SHORT TASK
Look through the material below. Copy every line with the string "must" in it.

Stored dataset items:
-=-=-=-=-

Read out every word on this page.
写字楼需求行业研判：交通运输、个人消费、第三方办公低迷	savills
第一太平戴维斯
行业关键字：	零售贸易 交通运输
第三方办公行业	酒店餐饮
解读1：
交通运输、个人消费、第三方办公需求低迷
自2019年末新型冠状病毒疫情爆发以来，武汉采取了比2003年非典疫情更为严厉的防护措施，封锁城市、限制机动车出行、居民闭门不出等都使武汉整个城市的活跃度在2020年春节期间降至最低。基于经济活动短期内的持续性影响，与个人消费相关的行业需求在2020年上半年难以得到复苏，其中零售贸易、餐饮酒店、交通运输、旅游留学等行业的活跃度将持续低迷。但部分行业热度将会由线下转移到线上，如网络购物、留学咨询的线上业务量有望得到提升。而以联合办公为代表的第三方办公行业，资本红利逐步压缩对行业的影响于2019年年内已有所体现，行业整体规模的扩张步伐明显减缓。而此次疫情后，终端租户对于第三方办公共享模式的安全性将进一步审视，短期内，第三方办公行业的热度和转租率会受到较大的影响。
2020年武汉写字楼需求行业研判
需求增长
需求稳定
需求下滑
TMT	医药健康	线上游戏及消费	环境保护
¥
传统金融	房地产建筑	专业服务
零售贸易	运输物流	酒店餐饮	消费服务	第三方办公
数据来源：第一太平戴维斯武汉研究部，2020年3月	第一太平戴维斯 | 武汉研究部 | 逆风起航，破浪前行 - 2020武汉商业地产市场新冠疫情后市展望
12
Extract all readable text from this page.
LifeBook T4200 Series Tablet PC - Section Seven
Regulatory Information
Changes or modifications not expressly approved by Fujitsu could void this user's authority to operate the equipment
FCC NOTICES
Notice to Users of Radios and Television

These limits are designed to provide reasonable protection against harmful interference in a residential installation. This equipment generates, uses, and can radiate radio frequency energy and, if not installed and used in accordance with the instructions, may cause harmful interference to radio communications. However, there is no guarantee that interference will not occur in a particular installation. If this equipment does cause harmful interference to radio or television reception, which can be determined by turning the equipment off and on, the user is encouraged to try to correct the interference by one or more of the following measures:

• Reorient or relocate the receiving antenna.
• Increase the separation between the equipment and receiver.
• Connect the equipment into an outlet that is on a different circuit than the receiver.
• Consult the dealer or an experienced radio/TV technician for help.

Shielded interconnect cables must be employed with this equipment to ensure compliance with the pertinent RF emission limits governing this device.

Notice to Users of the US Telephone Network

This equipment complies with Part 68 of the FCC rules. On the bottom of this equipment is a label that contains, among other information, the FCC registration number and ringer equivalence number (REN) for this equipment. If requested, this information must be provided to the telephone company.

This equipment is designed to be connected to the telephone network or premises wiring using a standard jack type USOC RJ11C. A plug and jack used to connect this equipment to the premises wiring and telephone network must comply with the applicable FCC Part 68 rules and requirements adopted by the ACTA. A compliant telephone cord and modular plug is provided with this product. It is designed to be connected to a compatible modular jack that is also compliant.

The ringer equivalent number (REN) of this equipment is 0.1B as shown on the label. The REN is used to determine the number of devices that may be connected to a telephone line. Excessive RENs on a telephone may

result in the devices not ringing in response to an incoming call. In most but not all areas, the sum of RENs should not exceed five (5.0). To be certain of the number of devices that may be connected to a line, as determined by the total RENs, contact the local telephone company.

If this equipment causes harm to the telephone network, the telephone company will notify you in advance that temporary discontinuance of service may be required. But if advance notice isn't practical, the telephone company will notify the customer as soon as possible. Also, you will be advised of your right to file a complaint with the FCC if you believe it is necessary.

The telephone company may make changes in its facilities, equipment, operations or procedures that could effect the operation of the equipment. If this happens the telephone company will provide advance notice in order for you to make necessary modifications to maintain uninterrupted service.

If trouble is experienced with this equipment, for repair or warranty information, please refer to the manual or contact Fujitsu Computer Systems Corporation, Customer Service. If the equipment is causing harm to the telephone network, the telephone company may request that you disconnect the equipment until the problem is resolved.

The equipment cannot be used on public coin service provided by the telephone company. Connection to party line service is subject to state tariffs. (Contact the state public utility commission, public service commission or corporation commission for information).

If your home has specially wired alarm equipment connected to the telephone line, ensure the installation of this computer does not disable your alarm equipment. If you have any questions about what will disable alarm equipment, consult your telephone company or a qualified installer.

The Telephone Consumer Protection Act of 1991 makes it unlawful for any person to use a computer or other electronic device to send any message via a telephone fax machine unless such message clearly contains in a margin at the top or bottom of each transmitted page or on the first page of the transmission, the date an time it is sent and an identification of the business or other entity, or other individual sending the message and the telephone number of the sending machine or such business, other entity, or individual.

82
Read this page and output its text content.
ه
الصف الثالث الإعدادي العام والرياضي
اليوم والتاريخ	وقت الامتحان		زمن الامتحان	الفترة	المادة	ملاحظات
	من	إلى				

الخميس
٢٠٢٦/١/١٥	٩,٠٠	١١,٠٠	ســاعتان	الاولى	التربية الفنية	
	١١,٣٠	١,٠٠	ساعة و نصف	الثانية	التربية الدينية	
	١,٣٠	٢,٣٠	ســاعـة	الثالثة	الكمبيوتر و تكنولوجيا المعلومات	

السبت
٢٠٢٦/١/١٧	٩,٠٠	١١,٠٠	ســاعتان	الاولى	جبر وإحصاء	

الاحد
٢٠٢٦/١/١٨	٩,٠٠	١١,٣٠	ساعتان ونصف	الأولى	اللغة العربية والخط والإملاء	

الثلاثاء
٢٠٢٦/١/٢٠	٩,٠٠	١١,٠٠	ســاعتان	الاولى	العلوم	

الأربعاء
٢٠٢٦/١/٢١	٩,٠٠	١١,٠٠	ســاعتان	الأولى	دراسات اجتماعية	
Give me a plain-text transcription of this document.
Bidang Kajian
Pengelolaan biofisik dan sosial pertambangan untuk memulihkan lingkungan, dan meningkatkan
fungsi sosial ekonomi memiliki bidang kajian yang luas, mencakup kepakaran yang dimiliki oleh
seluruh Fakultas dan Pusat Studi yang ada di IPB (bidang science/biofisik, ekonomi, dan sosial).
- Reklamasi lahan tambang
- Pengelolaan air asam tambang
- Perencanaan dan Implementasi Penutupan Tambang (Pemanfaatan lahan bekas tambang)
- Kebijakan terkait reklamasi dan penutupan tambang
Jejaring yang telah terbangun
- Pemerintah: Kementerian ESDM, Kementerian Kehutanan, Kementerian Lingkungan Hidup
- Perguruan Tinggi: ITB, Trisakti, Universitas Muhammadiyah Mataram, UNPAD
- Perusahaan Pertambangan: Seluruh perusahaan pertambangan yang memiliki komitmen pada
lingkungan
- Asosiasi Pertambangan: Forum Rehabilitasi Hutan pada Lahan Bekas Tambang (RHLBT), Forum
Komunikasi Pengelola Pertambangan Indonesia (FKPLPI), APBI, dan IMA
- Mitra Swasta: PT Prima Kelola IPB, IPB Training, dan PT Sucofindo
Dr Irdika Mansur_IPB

-=-=-=-=-

SOLUTION FOR THIS PROBLEM
Shielded interconnect cables must be employed with this equipment to ensure compliance with the pertinent RF emission limits governing this device.
This equipment complies with Part 68 of the FCC rules. On the bottom of this equipment is a label that contains, among other information, the FCC registration number and ringer equivalence number (REN) for this equipment. If requested, this information must be provided to the telephone company.
This equipment is designed to be connected to the telephone network or premises wiring using a standard jack type USOC RJ11C. A plug and jack used to connect this equipment to the premises wiring and telephone network must comply with the applicable FCC Part 68 rules and requirements adopted by the ACTA. A compliant telephone cord and modular plug is provided with this product. It is designed to be connected to a compatible modular jack that is also compliant.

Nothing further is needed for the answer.